===== Source data =====

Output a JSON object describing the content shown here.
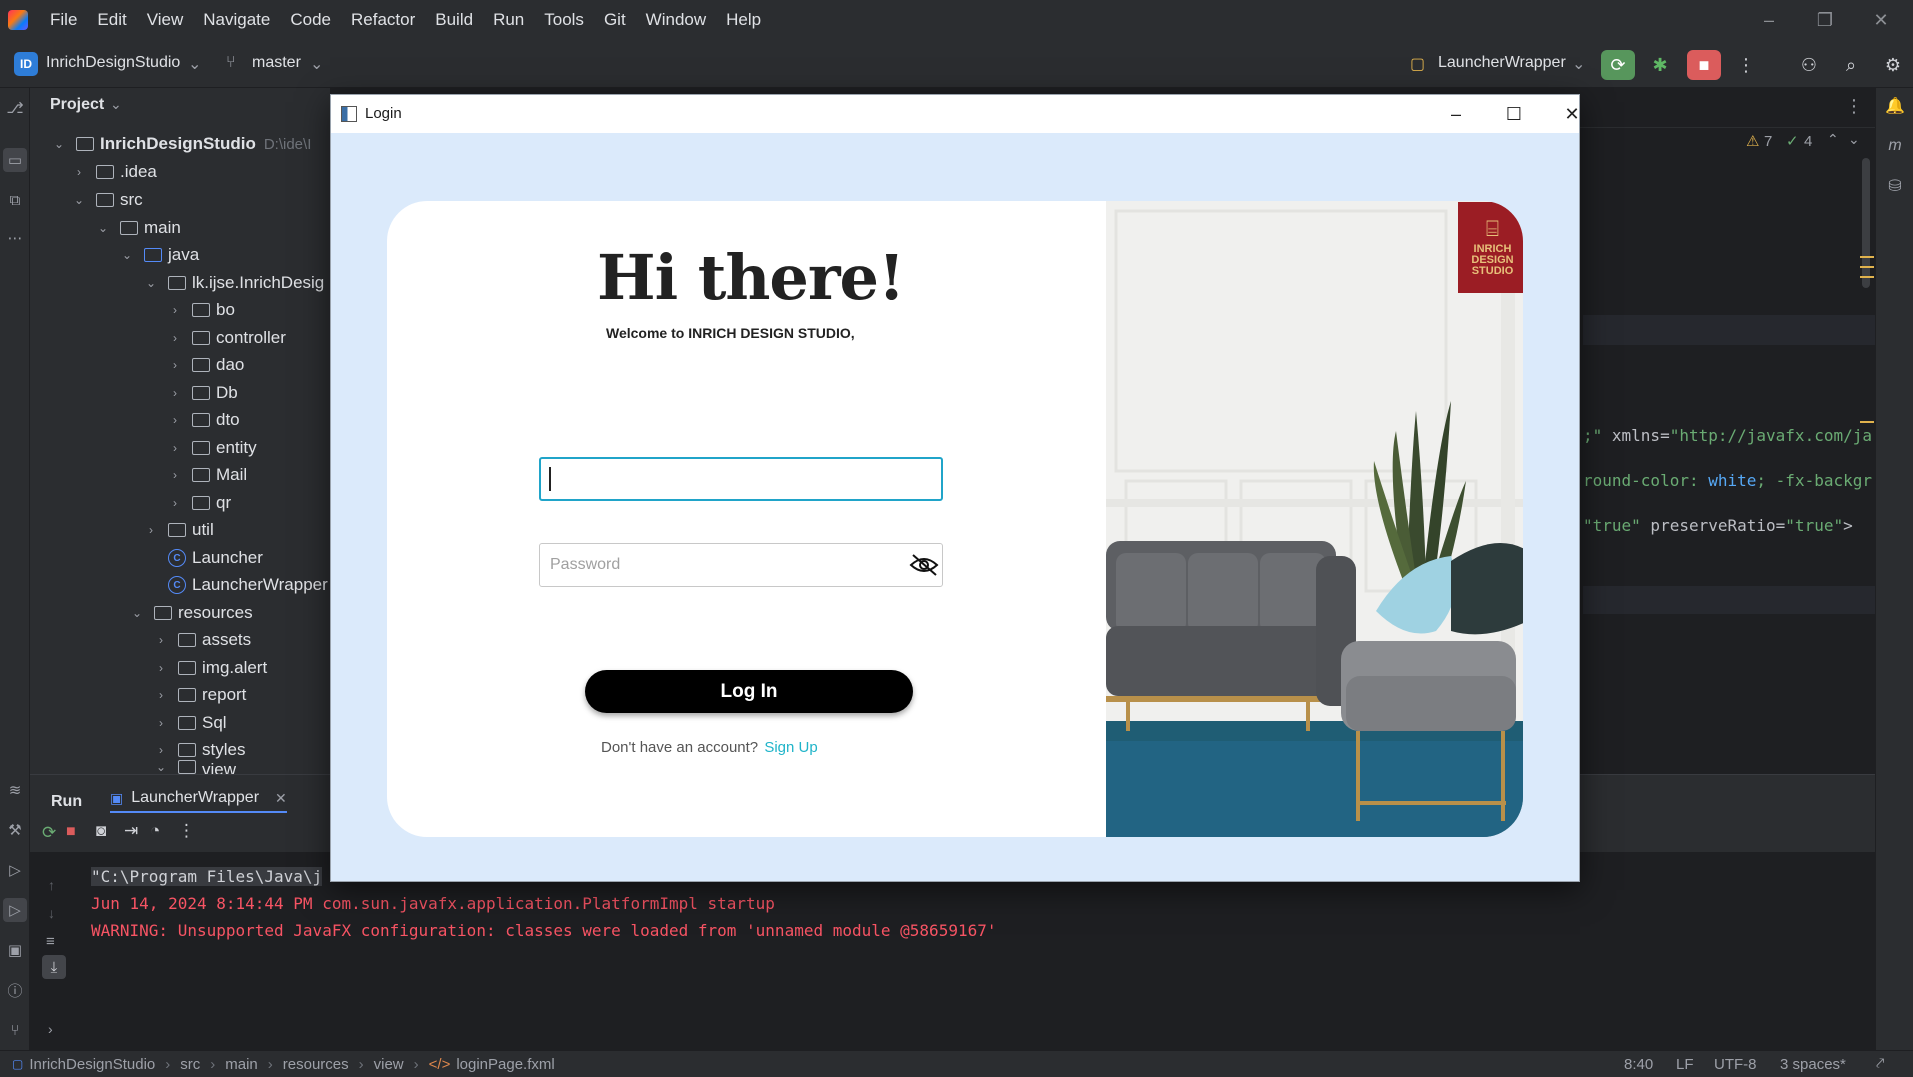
{
  "menubar": {
    "items": [
      "File",
      "Edit",
      "View",
      "Navigate",
      "Code",
      "Refactor",
      "Build",
      "Run",
      "Tools",
      "Git",
      "Window",
      "Help"
    ]
  },
  "toolbar": {
    "project_badge": "ID",
    "project_name": "InrichDesignStudio",
    "branch": "master",
    "run_config": "LauncherWrapper"
  },
  "project_panel": {
    "title": "Project",
    "root": "InrichDesignStudio",
    "root_path": "D:\\ide\\I",
    "tree": [
      {
        "label": ".idea"
      },
      {
        "label": "src"
      },
      {
        "label": "main"
      },
      {
        "label": "java"
      },
      {
        "label": "lk.ijse.InrichDesig"
      },
      {
        "label": "bo"
      },
      {
        "label": "controller"
      },
      {
        "label": "dao"
      },
      {
        "label": "Db"
      },
      {
        "label": "dto"
      },
      {
        "label": "entity"
      },
      {
        "label": "Mail"
      },
      {
        "label": "qr"
      },
      {
        "label": "util"
      },
      {
        "label": "Launcher"
      },
      {
        "label": "LauncherWrapper"
      },
      {
        "label": "resources"
      },
      {
        "label": "assets"
      },
      {
        "label": "img.alert"
      },
      {
        "label": "report"
      },
      {
        "label": "Sql"
      },
      {
        "label": "styles"
      },
      {
        "label": "view"
      }
    ]
  },
  "editor": {
    "warnings": "7",
    "checks": "4",
    "code": {
      "line1_a": ";\"",
      "line1_b": " xmlns=",
      "line1_c": "\"http://javafx.com/ja",
      "line2_a": "round-color: ",
      "line2_b": "white",
      "line2_c": "; -fx-backgr",
      "line3_a": "\"true\"",
      "line3_b": " preserveRatio=",
      "line3_c": "\"true\"",
      "line3_d": ">"
    }
  },
  "run_panel": {
    "tab_run": "Run",
    "tab_config": "LauncherWrapper",
    "console": [
      "\"C:\\Program Files\\Java\\j",
      "Jun 14, 2024 8:14:44 PM com.sun.javafx.application.PlatformImpl startup",
      "WARNING: Unsupported JavaFX configuration: classes were loaded from 'unnamed module @58659167'"
    ]
  },
  "statusbar": {
    "crumbs": [
      "InrichDesignStudio",
      "src",
      "main",
      "resources",
      "view",
      "loginPage.fxml"
    ],
    "position": "8:40",
    "line_sep": "LF",
    "encoding": "UTF-8",
    "indent": "3 spaces*"
  },
  "login": {
    "window_title": "Login",
    "greeting": "Hi there!",
    "welcome": "Welcome to INRICH DESIGN STUDIO,",
    "username_value": "",
    "password_placeholder": "Password",
    "login_button": "Log In",
    "signup_prompt": "Don't have an account?",
    "signup_link": "Sign Up",
    "brand_lines": [
      "INRICH",
      "DESIGN",
      "STUDIO"
    ]
  },
  "colors": {
    "accent_teal": "#20b4c9",
    "brand_red": "#9b1d24",
    "console_error": "#f75464",
    "run_green": "#57965c",
    "stop_red": "#db5c5c"
  }
}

=====

* What is being asked
Working from the material above, transcribe it exactly while omitting pictures.

* Solution below
Output a JSON object describing the content shown here.
{
  "menubar": {
    "items": [
      "File",
      "Edit",
      "View",
      "Navigate",
      "Code",
      "Refactor",
      "Build",
      "Run",
      "Tools",
      "Git",
      "Window",
      "Help"
    ]
  },
  "toolbar": {
    "project_badge": "ID",
    "project_name": "InrichDesignStudio",
    "branch": "master",
    "run_config": "LauncherWrapper"
  },
  "project_panel": {
    "title": "Project",
    "root": "InrichDesignStudio",
    "root_path": "D:\\ide\\I",
    "tree": [
      {
        "label": ".idea"
      },
      {
        "label": "src"
      },
      {
        "label": "main"
      },
      {
        "label": "java"
      },
      {
        "label": "lk.ijse.InrichDesig"
      },
      {
        "label": "bo"
      },
      {
        "label": "controller"
      },
      {
        "label": "dao"
      },
      {
        "label": "Db"
      },
      {
        "label": "dto"
      },
      {
        "label": "entity"
      },
      {
        "label": "Mail"
      },
      {
        "label": "qr"
      },
      {
        "label": "util"
      },
      {
        "label": "Launcher"
      },
      {
        "label": "LauncherWrapper"
      },
      {
        "label": "resources"
      },
      {
        "label": "assets"
      },
      {
        "label": "img.alert"
      },
      {
        "label": "report"
      },
      {
        "label": "Sql"
      },
      {
        "label": "styles"
      },
      {
        "label": "view"
      }
    ]
  },
  "editor": {
    "warnings": "7",
    "checks": "4",
    "code": {
      "line1_a": ";\"",
      "line1_b": " xmlns=",
      "line1_c": "\"http://javafx.com/ja",
      "line2_a": "round-color: ",
      "line2_b": "white",
      "line2_c": "; -fx-backgr",
      "line3_a": "\"true\"",
      "line3_b": " preserveRatio=",
      "line3_c": "\"true\"",
      "line3_d": ">"
    }
  },
  "run_panel": {
    "tab_run": "Run",
    "tab_config": "LauncherWrapper",
    "console": [
      "\"C:\\Program Files\\Java\\j",
      "Jun 14, 2024 8:14:44 PM com.sun.javafx.application.PlatformImpl startup",
      "WARNING: Unsupported JavaFX configuration: classes were loaded from 'unnamed module @58659167'"
    ]
  },
  "statusbar": {
    "crumbs": [
      "InrichDesignStudio",
      "src",
      "main",
      "resources",
      "view",
      "loginPage.fxml"
    ],
    "position": "8:40",
    "line_sep": "LF",
    "encoding": "UTF-8",
    "indent": "3 spaces*"
  },
  "login": {
    "window_title": "Login",
    "greeting": "Hi there!",
    "welcome": "Welcome to INRICH DESIGN STUDIO,",
    "username_value": "",
    "password_placeholder": "Password",
    "login_button": "Log In",
    "signup_prompt": "Don't have an account?",
    "signup_link": "Sign Up",
    "brand_lines": [
      "INRICH",
      "DESIGN",
      "STUDIO"
    ]
  },
  "colors": {
    "accent_teal": "#20b4c9",
    "brand_red": "#9b1d24",
    "console_error": "#f75464",
    "run_green": "#57965c",
    "stop_red": "#db5c5c"
  }
}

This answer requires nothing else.